TASK PROMPT:
Set out each line from the following listing that includes the word "Peace".

─── DATA TO USE

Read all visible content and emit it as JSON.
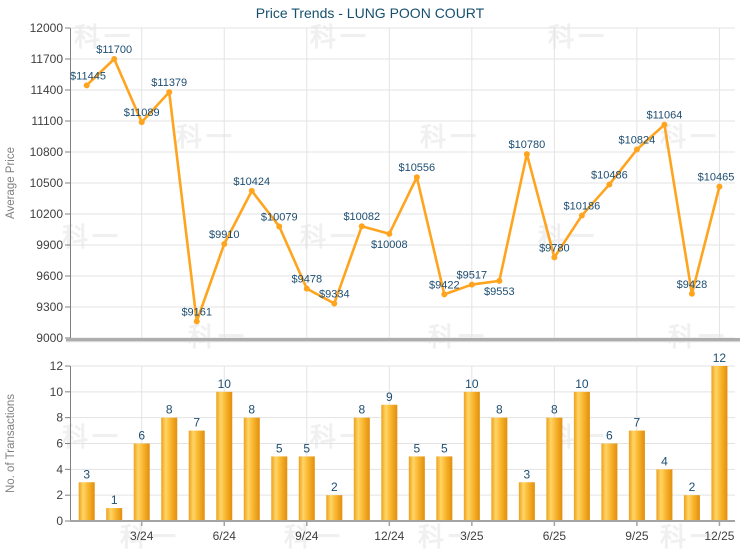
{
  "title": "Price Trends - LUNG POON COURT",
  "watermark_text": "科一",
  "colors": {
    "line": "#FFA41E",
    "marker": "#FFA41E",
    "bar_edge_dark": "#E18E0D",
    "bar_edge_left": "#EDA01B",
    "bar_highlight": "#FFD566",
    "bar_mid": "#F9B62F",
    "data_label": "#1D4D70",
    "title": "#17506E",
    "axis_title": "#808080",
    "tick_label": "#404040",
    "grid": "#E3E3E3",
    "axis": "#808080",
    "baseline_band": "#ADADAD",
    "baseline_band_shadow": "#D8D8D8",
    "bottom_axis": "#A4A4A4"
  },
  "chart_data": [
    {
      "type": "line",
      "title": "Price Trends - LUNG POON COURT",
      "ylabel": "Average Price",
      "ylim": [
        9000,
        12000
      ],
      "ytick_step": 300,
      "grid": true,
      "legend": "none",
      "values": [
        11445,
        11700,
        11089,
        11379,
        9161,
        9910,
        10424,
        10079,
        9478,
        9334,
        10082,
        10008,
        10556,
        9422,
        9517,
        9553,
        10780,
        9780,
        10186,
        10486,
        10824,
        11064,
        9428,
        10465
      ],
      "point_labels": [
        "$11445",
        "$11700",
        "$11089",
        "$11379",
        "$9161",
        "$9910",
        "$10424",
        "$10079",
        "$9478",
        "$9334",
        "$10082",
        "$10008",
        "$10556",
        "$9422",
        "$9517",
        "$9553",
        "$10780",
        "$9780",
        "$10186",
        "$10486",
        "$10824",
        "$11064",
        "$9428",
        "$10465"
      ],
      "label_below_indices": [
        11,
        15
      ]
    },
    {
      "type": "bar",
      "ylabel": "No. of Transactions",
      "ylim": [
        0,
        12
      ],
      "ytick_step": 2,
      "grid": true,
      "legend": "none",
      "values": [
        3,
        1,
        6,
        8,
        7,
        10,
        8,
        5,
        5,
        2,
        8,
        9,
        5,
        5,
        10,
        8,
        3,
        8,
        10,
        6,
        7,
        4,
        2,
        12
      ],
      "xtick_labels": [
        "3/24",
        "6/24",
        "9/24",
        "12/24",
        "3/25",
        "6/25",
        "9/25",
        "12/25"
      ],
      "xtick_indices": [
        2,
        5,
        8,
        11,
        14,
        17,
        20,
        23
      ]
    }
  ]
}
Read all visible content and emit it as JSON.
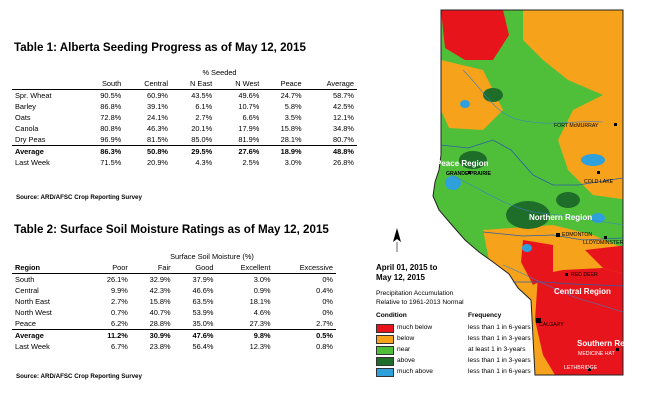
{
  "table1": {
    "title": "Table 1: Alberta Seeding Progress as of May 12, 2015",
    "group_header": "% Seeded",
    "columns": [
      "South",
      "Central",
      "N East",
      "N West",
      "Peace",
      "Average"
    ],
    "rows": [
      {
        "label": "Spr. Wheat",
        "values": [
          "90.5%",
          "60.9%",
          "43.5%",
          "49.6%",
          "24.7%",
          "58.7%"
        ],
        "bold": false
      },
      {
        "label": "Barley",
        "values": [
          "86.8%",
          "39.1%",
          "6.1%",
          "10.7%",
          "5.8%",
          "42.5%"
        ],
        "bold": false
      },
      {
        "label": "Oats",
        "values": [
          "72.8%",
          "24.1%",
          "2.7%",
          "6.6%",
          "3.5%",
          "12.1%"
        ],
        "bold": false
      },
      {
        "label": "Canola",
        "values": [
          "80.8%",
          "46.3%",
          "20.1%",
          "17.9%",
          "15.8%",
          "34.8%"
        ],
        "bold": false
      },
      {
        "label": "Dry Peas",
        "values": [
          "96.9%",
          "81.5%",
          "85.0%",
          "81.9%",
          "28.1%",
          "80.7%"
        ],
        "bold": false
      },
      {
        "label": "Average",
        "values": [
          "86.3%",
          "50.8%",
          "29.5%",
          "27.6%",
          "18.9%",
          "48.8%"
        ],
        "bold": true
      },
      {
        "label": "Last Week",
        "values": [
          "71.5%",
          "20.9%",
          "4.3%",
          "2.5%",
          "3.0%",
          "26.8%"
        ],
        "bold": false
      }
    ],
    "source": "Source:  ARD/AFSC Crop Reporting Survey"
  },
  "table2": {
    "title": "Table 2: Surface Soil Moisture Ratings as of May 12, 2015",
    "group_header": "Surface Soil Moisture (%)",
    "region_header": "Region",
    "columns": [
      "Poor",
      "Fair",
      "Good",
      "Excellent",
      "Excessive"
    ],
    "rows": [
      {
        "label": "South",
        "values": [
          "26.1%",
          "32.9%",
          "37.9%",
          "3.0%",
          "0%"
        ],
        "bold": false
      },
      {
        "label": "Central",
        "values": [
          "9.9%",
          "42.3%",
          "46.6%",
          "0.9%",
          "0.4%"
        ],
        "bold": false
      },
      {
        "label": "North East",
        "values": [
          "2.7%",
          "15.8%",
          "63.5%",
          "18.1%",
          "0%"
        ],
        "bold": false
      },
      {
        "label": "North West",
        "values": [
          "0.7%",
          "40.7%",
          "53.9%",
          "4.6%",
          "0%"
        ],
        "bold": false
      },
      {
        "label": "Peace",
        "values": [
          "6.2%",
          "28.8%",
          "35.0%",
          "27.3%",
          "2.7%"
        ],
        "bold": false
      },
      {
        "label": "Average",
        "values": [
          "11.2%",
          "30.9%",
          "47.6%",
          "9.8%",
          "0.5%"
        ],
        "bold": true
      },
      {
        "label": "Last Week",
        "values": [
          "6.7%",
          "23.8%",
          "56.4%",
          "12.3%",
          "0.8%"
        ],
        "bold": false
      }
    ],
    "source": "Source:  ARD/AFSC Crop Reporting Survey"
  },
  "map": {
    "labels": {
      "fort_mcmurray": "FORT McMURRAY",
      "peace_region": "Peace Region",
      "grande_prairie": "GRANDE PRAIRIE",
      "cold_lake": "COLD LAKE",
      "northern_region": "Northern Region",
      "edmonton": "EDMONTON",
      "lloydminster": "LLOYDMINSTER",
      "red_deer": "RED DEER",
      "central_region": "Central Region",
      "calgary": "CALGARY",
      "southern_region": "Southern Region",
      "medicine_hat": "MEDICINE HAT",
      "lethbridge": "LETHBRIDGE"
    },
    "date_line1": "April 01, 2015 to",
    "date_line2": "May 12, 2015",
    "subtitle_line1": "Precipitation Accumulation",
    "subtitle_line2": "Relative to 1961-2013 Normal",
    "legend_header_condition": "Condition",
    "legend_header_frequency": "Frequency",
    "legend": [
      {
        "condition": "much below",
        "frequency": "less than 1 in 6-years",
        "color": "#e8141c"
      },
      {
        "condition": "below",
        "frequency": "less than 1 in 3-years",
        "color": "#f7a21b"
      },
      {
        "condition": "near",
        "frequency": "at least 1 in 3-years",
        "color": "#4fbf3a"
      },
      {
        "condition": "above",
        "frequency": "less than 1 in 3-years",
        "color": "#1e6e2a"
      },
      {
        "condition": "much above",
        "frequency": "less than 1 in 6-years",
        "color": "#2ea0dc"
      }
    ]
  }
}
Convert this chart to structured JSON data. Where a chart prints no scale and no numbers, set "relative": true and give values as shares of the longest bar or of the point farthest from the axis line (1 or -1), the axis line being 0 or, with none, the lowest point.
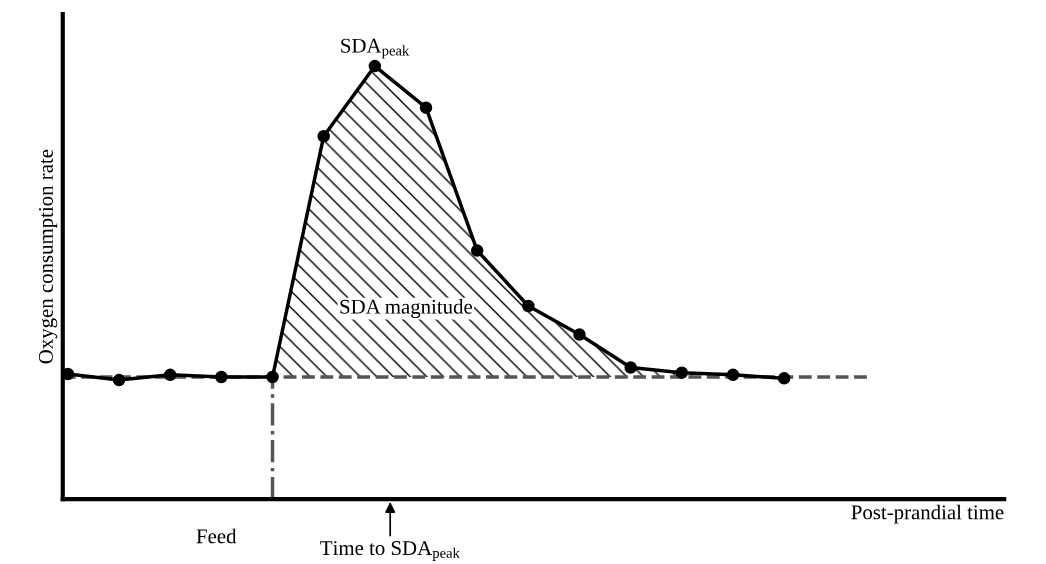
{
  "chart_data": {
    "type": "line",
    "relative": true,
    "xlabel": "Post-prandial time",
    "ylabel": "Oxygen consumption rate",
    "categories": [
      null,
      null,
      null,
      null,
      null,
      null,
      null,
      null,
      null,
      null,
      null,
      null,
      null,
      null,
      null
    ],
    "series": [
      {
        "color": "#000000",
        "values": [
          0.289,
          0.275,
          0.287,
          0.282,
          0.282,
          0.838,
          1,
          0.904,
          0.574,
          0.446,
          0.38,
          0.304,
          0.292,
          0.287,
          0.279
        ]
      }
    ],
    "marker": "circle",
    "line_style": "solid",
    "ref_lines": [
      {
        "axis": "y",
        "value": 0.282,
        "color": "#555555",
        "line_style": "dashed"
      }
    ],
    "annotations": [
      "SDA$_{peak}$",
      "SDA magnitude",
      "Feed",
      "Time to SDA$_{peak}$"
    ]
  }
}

──────

RESULT FOR THIS EXERCISE:
      "Peace",
        "label": "Peace",
      "peace_region": "Peace Region",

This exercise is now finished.